Written problem >> Locate the word "LISTEN" in the entries below, then gather every line that holds it.

Available data >>
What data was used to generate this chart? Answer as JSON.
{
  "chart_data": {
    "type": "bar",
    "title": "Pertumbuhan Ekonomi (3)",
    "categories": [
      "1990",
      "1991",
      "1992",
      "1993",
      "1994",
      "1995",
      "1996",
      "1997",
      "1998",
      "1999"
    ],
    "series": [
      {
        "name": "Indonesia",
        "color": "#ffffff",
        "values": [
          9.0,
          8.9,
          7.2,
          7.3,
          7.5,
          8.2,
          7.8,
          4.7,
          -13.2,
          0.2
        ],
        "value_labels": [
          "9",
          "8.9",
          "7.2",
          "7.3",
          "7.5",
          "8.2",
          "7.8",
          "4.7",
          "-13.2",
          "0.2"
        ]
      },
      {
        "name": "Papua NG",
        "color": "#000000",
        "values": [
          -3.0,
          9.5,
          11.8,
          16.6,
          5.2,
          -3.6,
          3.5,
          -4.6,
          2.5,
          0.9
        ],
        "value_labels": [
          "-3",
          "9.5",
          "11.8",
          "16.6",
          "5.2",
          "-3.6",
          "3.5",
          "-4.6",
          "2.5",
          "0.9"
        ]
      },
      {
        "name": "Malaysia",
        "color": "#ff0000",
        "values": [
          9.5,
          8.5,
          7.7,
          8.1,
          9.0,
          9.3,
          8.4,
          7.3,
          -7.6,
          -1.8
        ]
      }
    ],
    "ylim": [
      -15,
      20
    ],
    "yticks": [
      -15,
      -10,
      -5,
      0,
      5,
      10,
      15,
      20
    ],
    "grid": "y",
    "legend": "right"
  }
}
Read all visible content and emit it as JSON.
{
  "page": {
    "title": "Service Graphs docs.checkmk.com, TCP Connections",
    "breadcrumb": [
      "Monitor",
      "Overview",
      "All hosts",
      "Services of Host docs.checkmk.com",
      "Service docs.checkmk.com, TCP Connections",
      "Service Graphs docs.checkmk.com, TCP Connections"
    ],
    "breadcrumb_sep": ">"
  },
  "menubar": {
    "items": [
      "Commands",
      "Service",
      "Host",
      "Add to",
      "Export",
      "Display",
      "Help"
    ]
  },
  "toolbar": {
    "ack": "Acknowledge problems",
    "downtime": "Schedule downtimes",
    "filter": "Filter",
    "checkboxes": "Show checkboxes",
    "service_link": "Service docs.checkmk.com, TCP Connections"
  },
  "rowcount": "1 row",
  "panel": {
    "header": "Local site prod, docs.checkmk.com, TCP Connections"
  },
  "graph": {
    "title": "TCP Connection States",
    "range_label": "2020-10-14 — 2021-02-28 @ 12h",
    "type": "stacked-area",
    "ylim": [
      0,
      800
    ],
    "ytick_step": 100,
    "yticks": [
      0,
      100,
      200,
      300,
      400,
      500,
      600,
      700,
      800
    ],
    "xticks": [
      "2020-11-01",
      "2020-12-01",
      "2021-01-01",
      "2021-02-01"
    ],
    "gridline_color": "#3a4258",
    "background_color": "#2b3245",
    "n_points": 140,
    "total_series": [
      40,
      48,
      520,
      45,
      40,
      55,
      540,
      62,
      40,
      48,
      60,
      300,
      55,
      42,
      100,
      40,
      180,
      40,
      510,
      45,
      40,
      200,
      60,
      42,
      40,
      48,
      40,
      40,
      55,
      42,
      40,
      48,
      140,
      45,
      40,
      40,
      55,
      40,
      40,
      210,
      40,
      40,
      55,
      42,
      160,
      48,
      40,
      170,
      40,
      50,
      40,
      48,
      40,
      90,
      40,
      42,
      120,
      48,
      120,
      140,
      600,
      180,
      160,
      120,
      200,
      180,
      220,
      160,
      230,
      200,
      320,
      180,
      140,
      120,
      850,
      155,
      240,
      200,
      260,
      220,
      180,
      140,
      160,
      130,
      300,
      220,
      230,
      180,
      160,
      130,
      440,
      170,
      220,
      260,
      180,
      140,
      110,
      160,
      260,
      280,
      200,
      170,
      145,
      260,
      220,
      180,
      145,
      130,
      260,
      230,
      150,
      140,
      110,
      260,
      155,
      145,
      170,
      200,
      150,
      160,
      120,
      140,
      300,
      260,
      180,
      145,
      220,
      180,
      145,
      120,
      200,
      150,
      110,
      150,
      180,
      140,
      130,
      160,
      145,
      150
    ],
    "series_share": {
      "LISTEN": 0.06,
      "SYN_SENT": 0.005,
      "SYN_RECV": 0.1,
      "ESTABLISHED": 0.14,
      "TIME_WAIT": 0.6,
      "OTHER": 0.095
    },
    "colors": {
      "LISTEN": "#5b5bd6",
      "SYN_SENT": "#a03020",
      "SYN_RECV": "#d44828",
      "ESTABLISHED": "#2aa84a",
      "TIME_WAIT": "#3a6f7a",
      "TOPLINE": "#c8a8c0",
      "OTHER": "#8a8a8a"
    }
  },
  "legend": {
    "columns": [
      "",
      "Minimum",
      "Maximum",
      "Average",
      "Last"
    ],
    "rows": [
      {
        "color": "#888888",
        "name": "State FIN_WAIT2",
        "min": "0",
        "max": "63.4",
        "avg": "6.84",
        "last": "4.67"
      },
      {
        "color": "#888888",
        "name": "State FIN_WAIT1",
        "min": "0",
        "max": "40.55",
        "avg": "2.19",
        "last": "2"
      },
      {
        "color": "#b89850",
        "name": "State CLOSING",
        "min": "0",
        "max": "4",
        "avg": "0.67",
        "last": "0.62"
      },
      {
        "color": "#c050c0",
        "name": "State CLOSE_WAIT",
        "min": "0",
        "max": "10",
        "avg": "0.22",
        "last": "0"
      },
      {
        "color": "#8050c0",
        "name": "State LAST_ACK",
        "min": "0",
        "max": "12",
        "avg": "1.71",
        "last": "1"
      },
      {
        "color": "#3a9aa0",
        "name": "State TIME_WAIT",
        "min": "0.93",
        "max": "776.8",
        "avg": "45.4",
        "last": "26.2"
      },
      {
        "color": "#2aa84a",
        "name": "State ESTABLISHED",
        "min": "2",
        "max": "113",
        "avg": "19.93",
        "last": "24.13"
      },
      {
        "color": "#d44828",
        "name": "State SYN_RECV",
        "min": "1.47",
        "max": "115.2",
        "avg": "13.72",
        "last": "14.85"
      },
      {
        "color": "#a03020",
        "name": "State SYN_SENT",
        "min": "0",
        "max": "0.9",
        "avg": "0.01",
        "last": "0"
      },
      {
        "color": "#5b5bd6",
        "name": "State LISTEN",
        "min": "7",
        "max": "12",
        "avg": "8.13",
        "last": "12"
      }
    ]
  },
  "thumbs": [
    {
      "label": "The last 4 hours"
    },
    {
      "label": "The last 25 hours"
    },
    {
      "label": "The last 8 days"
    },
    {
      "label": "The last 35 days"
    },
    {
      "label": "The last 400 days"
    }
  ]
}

Answer in full >>
      "LISTEN": 0.06,
      "LISTEN": "#5b5bd6",
        "name": "State LISTEN",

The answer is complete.